What the task requires: Pick out all lines with the word "Straftaten" from the records that follow.

[Stored records]
========

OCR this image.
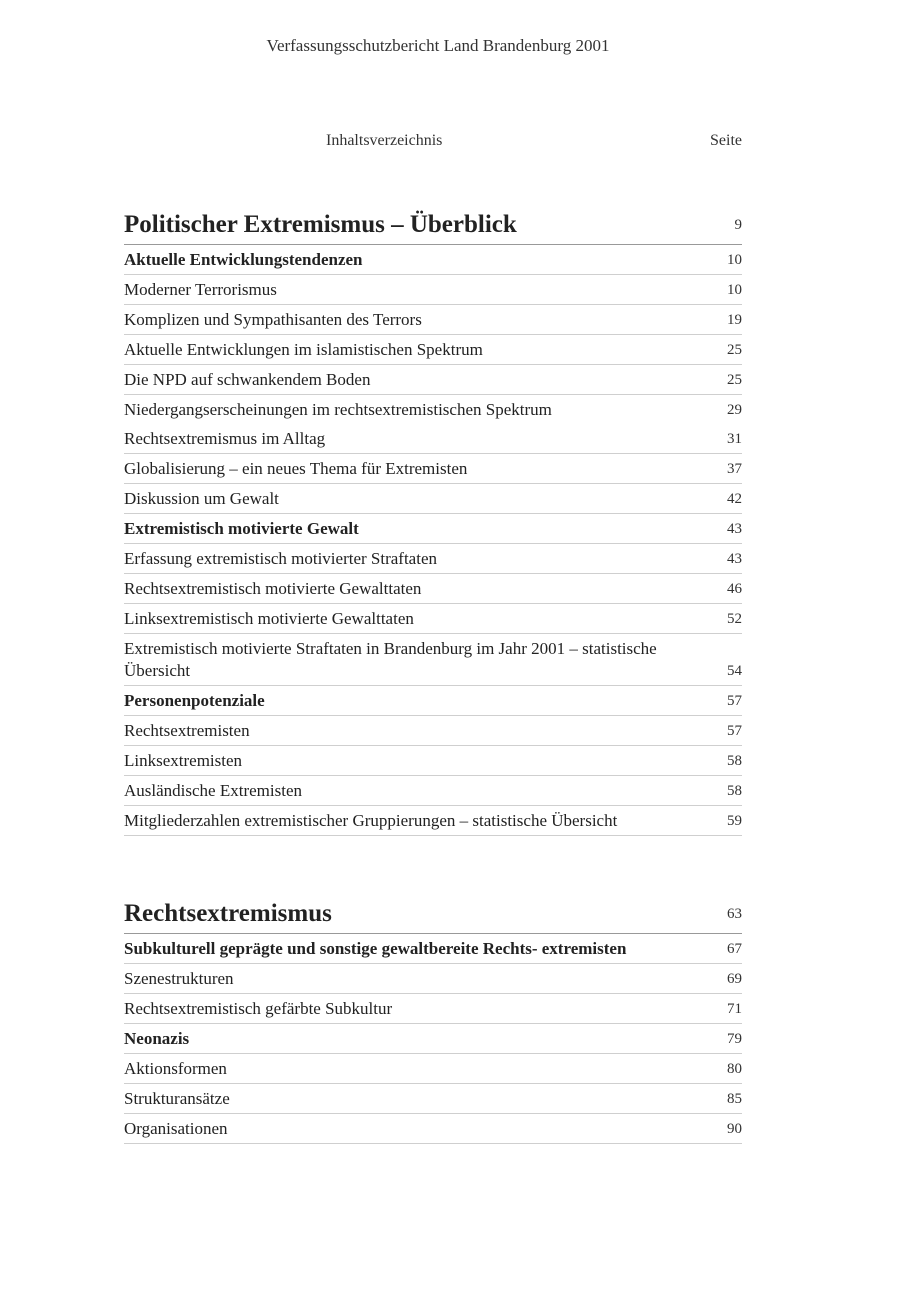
Verfassungsschutzbericht Land Brandenburg 2001
Inhaltsverzeichnis	Seite
Politischer Extremismus – Überblick	9
Aktuelle Entwicklungstendenzen	10
Moderner Terrorismus	10
Komplizen und Sympathisanten des Terrors	19
Aktuelle Entwicklungen im islamistischen Spektrum	25
Die NPD auf schwankendem Boden	25
Niedergangserscheinungen im rechtsextremistischen Spektrum	29
Rechtsextremismus im Alltag	31
Globalisierung – ein neues Thema für Extremisten	37
Diskussion um Gewalt	42
Extremistisch motivierte Gewalt	43
Erfassung extremistisch motivierter Straftaten	43
Rechtsextremistisch motivierte Gewalttaten	46
Linksextremistisch motivierte Gewalttaten	52
Extremistisch motivierte Straftaten in Brandenburg im Jahr 2001 – statistische Übersicht	54
Personenpotenziale	57
Rechtsextremisten	57
Linksextremisten	58
Ausländische Extremisten	58
Mitgliederzahlen extremistischer Gruppierungen – statistische Übersicht	59
Rechtsextremismus	63
Subkulturell geprägte und sonstige gewaltbereite Rechts- extremisten	67
Szenestrukturen	69
Rechtsextremistisch gefärbte Subkultur	71
Neonazis	79
Aktionsformen	80
Strukturansätze	85
Organisationen	90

========

Complete answer:
Erfassung extremistisch motivierter Straftaten	43
Extremistisch motivierte Straftaten in Brandenburg im Jahr 2001 – statistische Übersicht	54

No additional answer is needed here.